▸ Quoted text:

━━━━

Hwangbo Seung-hee (Korean: 황보승희, born 5 August 1976) is a South Korean politician serving as the Youth Chief of the People Power Party (PPP) since 2020. She is also the Member of the National Assembly for Central-Yeongdo since 2020. Prior to these, she was a member of the Yeongdo District Council and the Busan Metropolitan Council.

Early life and education 
Hwangbo was born in Yeongdo, Busan in 1976. Her father was from Guryongpo, Pohang. She is the eldest daughter of the one son and two daughters of her parents.

She attended Yeongdo Girls' High School before studying English at Ewha Womans University. She used to serve as the President of the Student Council during her secondary school life. Following the graduation, she worked at an English language tuition centre and a foreign company.

Political career 

Hwangbo joined politics in December 1999 as a secretary to the then Yeongdo MP Kim Hyong-o, which she served for 8 months.

━━━━

▸ To-do list:
#1 Answer the following questions using the Hwangbo Seung-hee biography.
(a) Of which two councils was Hwangbo a member before her current roles?
(b) What subject did she study at Ewha Womans University?
(c) For how long did she serve as secretary to Kim Hyong-o?
#2 Reproduce word for word everything in the Hwangbo Seung-hee biography from "Hwangbo Seung-hee (Korean: 황보승희, born" down to "of her parents.".

▸ Material provided:
━━━━

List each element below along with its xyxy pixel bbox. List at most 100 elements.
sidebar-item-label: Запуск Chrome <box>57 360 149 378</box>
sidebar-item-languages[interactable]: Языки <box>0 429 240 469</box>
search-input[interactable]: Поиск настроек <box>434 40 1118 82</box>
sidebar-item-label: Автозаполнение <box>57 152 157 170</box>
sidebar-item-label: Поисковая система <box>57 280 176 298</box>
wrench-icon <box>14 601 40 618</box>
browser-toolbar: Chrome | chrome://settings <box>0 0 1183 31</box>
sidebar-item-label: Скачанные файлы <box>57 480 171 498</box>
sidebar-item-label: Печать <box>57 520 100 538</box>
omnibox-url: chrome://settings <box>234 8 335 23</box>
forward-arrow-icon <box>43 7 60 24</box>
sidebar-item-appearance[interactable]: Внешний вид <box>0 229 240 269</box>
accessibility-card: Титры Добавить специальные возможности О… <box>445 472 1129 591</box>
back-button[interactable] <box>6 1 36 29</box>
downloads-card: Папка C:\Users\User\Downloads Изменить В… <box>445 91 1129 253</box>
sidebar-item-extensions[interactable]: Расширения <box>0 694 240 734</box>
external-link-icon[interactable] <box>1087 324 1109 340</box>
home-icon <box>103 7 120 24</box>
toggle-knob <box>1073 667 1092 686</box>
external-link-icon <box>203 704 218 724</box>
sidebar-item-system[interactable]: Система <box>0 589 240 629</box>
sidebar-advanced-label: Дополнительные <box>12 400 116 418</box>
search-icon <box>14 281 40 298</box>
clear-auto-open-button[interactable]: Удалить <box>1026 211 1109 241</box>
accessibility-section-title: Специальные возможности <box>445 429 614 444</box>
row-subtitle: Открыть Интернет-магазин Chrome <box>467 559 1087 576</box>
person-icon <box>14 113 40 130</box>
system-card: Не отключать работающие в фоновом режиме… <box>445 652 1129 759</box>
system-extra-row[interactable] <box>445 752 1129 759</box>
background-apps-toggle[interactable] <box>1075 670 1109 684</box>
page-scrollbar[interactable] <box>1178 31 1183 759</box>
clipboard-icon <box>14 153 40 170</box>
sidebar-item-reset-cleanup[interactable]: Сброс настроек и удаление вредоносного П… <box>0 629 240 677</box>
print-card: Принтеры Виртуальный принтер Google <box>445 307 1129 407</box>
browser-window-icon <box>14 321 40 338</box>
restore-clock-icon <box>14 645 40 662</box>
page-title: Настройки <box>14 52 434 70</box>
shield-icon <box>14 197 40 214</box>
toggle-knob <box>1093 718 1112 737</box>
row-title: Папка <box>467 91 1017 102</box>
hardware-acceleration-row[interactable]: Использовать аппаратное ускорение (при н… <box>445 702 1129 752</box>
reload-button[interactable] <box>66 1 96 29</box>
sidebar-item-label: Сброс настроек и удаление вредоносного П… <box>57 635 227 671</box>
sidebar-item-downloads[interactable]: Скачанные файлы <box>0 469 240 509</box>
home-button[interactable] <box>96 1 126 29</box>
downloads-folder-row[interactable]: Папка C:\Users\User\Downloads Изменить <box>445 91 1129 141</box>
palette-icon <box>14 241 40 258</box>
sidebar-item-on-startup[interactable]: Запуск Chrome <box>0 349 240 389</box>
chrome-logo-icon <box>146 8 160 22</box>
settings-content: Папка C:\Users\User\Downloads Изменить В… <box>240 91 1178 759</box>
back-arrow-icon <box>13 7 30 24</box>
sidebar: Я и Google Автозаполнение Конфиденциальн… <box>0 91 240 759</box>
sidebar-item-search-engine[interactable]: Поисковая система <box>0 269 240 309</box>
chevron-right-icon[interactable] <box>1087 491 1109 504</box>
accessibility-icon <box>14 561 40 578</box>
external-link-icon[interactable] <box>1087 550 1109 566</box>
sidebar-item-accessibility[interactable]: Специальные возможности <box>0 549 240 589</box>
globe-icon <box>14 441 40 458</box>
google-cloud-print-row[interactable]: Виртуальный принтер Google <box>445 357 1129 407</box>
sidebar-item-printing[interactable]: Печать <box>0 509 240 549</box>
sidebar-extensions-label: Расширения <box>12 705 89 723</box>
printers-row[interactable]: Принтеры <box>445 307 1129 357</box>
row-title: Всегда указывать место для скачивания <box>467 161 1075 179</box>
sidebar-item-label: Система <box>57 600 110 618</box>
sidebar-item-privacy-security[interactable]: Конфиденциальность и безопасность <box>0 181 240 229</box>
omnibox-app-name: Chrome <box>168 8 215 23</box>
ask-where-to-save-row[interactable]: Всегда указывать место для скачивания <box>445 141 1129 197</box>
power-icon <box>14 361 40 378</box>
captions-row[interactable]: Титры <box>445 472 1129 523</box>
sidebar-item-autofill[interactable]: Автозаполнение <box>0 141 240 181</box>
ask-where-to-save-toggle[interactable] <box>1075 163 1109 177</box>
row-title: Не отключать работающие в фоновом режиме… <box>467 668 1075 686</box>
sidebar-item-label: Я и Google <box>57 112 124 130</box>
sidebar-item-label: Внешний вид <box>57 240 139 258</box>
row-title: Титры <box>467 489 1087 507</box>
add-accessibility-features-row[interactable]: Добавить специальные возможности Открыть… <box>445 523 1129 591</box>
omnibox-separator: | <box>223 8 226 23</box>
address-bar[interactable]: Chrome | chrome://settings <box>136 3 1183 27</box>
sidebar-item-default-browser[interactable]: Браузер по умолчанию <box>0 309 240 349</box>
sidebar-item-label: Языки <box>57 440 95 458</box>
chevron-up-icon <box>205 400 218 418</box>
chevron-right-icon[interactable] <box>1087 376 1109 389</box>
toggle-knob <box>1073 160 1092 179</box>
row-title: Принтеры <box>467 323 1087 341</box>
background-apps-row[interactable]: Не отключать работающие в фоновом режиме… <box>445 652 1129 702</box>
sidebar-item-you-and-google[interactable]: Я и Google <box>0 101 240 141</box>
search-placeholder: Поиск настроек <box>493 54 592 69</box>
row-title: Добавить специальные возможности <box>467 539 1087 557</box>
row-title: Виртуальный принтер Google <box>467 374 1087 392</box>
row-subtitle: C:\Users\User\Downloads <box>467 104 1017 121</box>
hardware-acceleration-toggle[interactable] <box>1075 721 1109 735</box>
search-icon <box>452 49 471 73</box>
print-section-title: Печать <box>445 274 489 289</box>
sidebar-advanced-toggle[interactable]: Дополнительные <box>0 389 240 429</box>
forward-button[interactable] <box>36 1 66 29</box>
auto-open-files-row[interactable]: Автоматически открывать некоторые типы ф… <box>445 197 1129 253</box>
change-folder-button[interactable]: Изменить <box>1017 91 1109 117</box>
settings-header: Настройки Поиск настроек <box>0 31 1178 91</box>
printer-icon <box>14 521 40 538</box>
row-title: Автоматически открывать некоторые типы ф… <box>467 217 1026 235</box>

━━━━

▸ Complete answers:
#1
(a) The Yeongdo District Council and the Busan Metropolitan Council.
(b) English.
(c) 8 months.

#2
Hwangbo Seung-hee (Korean: 황보승희, born 5 August 1976) is a South Korean politician serving as the Youth Chief of the People Power Party (PPP) since 2020. She is also the Member of the National Assembly for Central-Yeongdo since 2020. Prior to these, she was a member of the Yeongdo District Council and the Busan Metropolitan Council.

Early life and education 
Hwangbo was born in Yeongdo, Busan in 1976. Her father was from Guryongpo, Pohang. She is the eldest daughter of the one son and two daughters of her parents.